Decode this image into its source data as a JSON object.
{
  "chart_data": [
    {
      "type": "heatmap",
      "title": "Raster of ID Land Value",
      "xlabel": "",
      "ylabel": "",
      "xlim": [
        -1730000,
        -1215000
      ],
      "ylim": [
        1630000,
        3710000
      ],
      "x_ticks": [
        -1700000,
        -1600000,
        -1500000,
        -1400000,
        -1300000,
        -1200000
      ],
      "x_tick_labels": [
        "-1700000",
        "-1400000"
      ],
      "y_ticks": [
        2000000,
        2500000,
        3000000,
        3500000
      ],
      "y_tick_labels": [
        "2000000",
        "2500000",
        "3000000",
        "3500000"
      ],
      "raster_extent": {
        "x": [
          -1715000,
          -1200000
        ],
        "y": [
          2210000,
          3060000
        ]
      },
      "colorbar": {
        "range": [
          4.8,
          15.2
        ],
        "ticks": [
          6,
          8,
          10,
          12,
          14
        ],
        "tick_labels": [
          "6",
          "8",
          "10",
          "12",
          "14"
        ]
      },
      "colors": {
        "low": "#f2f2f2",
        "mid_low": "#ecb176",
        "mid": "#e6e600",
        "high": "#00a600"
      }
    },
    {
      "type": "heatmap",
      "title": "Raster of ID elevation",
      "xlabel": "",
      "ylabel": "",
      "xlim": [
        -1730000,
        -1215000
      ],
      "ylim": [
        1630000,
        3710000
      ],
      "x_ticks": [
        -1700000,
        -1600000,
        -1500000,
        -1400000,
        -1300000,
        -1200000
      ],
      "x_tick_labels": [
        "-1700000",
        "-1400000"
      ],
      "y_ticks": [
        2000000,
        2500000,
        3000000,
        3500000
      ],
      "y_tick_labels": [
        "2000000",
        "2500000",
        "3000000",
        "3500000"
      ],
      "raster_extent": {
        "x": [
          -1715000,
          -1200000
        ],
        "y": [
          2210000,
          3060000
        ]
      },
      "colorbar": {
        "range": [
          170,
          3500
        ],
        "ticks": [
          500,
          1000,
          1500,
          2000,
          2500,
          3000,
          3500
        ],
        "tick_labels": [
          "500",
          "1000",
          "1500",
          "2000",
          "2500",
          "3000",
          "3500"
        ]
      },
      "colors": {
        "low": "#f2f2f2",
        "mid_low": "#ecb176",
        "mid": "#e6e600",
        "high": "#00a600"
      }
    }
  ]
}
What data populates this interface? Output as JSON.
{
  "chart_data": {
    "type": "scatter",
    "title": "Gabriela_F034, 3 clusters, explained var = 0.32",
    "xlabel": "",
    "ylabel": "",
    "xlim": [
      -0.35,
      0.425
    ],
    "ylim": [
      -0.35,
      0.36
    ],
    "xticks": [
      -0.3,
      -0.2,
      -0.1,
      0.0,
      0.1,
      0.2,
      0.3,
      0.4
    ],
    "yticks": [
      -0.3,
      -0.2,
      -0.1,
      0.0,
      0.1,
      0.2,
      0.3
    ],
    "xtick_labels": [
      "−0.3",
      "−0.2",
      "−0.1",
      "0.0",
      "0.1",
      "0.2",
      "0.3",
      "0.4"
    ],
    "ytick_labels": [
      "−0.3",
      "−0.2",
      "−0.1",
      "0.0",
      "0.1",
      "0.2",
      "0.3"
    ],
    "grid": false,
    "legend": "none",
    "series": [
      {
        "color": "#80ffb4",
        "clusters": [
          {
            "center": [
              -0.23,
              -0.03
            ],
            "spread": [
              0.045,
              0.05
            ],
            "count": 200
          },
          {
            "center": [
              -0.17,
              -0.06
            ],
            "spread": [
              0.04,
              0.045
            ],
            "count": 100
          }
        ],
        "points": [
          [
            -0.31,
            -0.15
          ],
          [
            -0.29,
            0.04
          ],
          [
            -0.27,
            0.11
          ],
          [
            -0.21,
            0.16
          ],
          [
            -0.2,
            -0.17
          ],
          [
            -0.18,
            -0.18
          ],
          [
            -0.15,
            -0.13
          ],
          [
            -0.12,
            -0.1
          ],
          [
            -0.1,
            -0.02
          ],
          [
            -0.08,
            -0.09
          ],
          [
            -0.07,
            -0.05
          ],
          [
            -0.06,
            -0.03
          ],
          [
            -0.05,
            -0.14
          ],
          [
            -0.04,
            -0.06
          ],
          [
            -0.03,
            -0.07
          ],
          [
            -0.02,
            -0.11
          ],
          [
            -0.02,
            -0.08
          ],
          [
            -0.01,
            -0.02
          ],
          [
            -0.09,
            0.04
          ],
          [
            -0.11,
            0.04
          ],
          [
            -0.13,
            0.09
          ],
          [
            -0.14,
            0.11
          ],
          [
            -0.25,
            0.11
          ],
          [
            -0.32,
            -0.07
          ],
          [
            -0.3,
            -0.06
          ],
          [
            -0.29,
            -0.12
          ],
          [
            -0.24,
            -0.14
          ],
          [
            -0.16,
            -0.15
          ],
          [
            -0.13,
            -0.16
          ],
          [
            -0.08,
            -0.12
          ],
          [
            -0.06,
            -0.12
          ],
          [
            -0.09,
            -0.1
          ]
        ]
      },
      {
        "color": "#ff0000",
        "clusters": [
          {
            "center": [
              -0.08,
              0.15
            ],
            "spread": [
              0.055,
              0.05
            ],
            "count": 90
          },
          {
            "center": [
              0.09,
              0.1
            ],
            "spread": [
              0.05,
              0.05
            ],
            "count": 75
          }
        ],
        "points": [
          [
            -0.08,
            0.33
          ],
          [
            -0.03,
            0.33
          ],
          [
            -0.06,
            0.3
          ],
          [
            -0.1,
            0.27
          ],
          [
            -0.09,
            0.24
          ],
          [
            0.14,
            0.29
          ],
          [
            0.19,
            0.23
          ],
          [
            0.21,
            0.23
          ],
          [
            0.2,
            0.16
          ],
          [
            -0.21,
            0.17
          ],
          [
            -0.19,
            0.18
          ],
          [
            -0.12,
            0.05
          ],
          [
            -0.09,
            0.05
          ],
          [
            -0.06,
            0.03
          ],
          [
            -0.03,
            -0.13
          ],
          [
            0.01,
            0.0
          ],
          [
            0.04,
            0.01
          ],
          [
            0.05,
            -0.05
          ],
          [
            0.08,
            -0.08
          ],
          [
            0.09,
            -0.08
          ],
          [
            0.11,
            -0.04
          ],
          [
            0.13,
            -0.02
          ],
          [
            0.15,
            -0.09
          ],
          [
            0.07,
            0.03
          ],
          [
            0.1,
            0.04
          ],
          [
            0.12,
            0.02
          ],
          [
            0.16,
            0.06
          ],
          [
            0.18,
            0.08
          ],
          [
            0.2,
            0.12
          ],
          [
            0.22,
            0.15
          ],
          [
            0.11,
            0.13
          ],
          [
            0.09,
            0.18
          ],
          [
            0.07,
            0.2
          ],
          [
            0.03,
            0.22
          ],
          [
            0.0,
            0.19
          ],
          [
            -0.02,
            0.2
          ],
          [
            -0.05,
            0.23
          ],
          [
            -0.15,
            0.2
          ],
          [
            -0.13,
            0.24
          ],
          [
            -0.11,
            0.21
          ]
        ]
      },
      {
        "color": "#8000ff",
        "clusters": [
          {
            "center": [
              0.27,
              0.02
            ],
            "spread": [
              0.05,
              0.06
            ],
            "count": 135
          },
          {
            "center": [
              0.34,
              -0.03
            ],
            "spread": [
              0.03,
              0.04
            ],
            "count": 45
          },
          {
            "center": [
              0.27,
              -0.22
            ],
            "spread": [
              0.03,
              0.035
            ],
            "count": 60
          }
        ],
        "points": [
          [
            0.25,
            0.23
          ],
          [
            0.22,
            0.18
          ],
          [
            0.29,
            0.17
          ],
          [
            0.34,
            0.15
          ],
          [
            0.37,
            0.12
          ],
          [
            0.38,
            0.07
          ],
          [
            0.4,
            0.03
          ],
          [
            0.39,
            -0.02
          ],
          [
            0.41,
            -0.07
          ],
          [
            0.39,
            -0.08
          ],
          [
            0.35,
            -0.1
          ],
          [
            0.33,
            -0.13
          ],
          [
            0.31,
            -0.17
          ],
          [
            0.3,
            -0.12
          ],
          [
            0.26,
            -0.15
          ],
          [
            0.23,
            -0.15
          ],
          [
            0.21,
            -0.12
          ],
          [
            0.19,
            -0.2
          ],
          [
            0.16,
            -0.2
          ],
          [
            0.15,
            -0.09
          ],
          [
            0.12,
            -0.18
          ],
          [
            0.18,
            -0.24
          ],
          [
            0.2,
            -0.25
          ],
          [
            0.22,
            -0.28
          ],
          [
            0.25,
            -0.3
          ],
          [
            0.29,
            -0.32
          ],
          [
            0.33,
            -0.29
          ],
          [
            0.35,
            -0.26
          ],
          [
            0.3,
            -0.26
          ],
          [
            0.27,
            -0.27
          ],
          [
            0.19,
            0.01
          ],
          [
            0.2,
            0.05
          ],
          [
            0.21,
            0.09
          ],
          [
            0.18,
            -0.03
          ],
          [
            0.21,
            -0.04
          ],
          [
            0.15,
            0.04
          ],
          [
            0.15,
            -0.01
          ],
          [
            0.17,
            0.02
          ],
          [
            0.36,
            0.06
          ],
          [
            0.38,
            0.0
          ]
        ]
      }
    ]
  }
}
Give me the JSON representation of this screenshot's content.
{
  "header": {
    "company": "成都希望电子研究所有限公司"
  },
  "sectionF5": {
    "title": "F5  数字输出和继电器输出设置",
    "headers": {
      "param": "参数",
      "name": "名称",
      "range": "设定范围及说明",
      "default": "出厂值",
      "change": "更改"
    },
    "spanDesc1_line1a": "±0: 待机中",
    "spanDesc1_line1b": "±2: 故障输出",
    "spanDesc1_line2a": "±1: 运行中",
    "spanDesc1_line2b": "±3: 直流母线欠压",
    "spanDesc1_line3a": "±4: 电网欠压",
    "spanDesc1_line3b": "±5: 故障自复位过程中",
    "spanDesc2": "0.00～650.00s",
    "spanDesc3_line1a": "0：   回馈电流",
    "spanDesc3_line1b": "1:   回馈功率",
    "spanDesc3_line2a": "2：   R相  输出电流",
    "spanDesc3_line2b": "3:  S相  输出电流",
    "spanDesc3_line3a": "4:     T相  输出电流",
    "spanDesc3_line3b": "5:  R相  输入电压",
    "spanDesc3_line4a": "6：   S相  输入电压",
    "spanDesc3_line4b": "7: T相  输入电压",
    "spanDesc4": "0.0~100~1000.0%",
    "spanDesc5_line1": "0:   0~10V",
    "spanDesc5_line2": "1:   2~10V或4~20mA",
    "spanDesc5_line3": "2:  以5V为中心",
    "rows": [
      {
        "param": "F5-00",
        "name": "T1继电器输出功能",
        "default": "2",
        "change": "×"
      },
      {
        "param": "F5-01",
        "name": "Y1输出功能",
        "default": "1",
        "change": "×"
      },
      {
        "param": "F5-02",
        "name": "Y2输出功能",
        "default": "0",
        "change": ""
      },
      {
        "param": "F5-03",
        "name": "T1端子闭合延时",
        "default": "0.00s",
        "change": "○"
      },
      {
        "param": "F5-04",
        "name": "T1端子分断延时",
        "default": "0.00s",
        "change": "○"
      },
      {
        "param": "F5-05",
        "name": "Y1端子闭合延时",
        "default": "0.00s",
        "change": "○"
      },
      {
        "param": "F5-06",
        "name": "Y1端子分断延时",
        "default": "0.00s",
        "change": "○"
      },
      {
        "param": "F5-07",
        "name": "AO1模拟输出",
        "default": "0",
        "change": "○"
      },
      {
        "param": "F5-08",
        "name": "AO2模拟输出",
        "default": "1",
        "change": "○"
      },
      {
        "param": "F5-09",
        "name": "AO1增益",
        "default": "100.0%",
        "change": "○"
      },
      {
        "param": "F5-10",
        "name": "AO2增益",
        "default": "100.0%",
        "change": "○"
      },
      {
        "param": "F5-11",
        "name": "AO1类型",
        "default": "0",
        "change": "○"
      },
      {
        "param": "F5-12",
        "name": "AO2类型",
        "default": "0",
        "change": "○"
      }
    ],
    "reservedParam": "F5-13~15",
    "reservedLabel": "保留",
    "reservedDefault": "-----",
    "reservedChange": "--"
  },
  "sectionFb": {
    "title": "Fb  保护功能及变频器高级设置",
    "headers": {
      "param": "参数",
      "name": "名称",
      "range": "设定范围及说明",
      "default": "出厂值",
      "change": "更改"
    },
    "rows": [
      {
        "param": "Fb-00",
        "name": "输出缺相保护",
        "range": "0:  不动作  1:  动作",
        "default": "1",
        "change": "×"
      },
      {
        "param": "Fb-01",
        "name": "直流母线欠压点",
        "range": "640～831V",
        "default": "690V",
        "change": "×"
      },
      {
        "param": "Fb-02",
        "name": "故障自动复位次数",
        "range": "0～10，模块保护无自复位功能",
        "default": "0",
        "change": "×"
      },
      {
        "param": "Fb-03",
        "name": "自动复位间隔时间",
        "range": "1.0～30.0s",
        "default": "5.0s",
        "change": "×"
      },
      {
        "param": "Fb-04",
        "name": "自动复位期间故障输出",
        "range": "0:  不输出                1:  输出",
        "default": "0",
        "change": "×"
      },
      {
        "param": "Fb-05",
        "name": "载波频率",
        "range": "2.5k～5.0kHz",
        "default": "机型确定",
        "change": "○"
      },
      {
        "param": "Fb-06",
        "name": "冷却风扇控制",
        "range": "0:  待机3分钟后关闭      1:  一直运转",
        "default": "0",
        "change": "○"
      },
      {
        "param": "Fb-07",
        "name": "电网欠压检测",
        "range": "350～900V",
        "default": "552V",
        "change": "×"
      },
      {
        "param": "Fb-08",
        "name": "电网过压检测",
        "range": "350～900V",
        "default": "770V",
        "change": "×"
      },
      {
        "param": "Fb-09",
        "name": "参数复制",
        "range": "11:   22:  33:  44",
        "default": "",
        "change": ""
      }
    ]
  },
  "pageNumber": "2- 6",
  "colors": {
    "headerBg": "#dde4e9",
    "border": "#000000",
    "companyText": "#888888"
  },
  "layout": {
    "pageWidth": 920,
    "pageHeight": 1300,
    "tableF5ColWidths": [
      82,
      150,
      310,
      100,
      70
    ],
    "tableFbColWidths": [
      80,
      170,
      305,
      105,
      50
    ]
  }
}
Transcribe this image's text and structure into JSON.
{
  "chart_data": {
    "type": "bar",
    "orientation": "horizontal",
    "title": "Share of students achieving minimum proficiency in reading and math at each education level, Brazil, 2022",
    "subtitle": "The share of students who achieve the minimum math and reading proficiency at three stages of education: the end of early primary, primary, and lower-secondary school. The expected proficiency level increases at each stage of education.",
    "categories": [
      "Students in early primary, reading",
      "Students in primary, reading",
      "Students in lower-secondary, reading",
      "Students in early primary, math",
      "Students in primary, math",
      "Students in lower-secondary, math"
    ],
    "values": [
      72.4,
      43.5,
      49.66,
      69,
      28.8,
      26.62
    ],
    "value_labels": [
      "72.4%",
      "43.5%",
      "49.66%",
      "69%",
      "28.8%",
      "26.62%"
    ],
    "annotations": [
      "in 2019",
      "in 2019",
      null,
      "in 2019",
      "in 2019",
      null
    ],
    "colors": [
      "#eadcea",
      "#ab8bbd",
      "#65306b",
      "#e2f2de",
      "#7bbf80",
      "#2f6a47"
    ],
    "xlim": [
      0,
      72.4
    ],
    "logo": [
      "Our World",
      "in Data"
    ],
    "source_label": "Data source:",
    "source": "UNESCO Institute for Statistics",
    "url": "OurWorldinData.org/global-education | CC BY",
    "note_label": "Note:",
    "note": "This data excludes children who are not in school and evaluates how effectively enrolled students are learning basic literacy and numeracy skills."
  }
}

^^^^^^^^^^^^^^^^

> [EXERCISE INSTRUCTIONS]:
Going through the lines above one by one, tally those with the word "each" and give only the total.

> [RESULT FOR THIS EXERCISE]:
2